### Your task
Without including any pictures, write out all the entries exactly.

### The data
'''

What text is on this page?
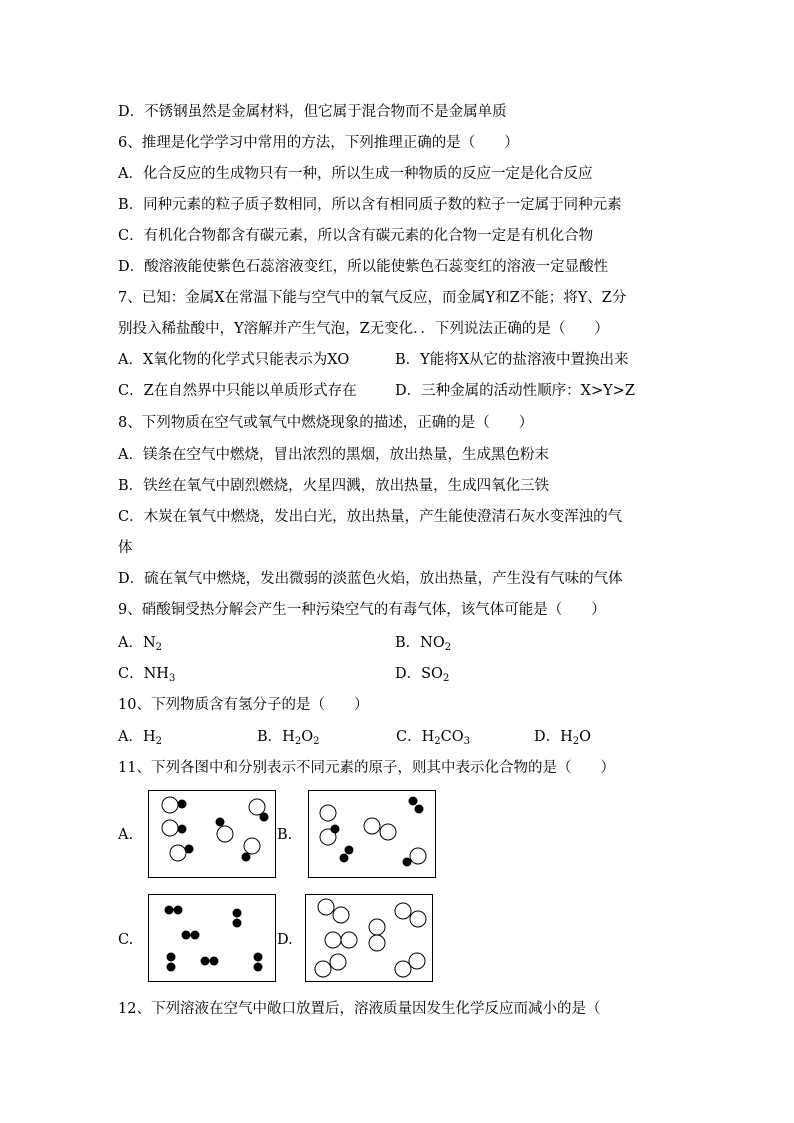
D．不锈钢虽然是金属材料，但它属于混合物而不是金属单质
6、推理是化学学习中常用的方法，下列推理正确的是（　　）
A．化合反应的生成物只有一种，所以生成一种物质的反应一定是化合反应
B．同种元素的粒子质子数相同，所以含有相同质子数的粒子一定属于同种元素
C．有机化合物都含有碳元素，所以含有碳元素的化合物一定是有机化合物
D．酸溶液能使紫色石蕊溶液变红，所以能使紫色石蕊变红的溶液一定显酸性
7、已知：金属X在常温下能与空气中的氧气反应，而金属Y和Z不能；将Y、Z分
别投入稀盐酸中，Y溶解并产生气泡，Z无变化．．下列说法正确的是（　　）
A．X氧化物的化学式只能表示为XO	B．Y能将X从它的盐溶液中置换出来
C．Z在自然界中只能以单质形式存在	D．三种金属的活动性顺序：X>Y>Z
8、下列物质在空气或氧气中燃烧现象的描述，正确的是（　　）
A．镁条在空气中燃烧，冒出浓烈的黑烟，放出热量，生成黑色粉末
B．铁丝在氧气中剧烈燃烧，火星四溅，放出热量，生成四氧化三铁
C．木炭在氧气中燃烧，发出白光，放出热量，产生能使澄清石灰水变浑浊的气
体
D．硫在氧气中燃烧，发出微弱的淡蓝色火焰，放出热量，产生没有气味的气体
9、硝酸铜受热分解会产生一种污染空气的有毒气体，该气体可能是（　　）
A．$N_2$	B．$NO_2$
C．$NH_3$	D．$SO_2$
10、下列物质含有氢分子的是（　　）
A．$H_2$	B．$H_2O_2$	C．$H_2CO_3$	D．$H_2O$
11、下列各图中和分别表示不同元素的原子，则其中表示化合物的是（　　）
A.	B.
C.	D.
12、下列溶液在空气中敞口放置后，溶液质量因发生化学反应而减小的是（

'''

### Output of the exercise
What text is on this page?
D．不锈钢虽然是金属材料，但它属于混合物而不是金属单质
6、推理是化学学习中常用的方法，下列推理正确的是（　　）
A．化合反应的生成物只有一种，所以生成一种物质的反应一定是化合反应
B．同种元素的粒子质子数相同，所以含有相同质子数的粒子一定属于同种元素
C．有机化合物都含有碳元素，所以含有碳元素的化合物一定是有机化合物
D．酸溶液能使紫色石蕊溶液变红，所以能使紫色石蕊变红的溶液一定显酸性
7、已知：金属X在常温下能与空气中的氧气反应，而金属Y和Z不能；将Y、Z分
别投入稀盐酸中，Y溶解并产生气泡，Z无变化．．下列说法正确的是（　　）
A．X氧化物的化学式只能表示为XO	B．Y能将X从它的盐溶液中置换出来
C．Z在自然界中只能以单质形式存在	D．三种金属的活动性顺序：X>Y>Z
8、下列物质在空气或氧气中燃烧现象的描述，正确的是（　　）
A．镁条在空气中燃烧，冒出浓烈的黑烟，放出热量，生成黑色粉末
B．铁丝在氧气中剧烈燃烧，火星四溅，放出热量，生成四氧化三铁
C．木炭在氧气中燃烧，发出白光，放出热量，产生能使澄清石灰水变浑浊的气
体
D．硫在氧气中燃烧，发出微弱的淡蓝色火焰，放出热量，产生没有气味的气体
9、硝酸铜受热分解会产生一种污染空气的有毒气体，该气体可能是（　　）
A．$N_2$	B．$NO_2$
C．$NH_3$	D．$SO_2$
10、下列物质含有氢分子的是（　　）
A．$H_2$	B．$H_2O_2$	C．$H_2CO_3$	D．$H_2O$
11、下列各图中和分别表示不同元素的原子，则其中表示化合物的是（　　）
A.	B.
C.	D.
12、下列溶液在空气中敞口放置后，溶液质量因发生化学反应而减小的是（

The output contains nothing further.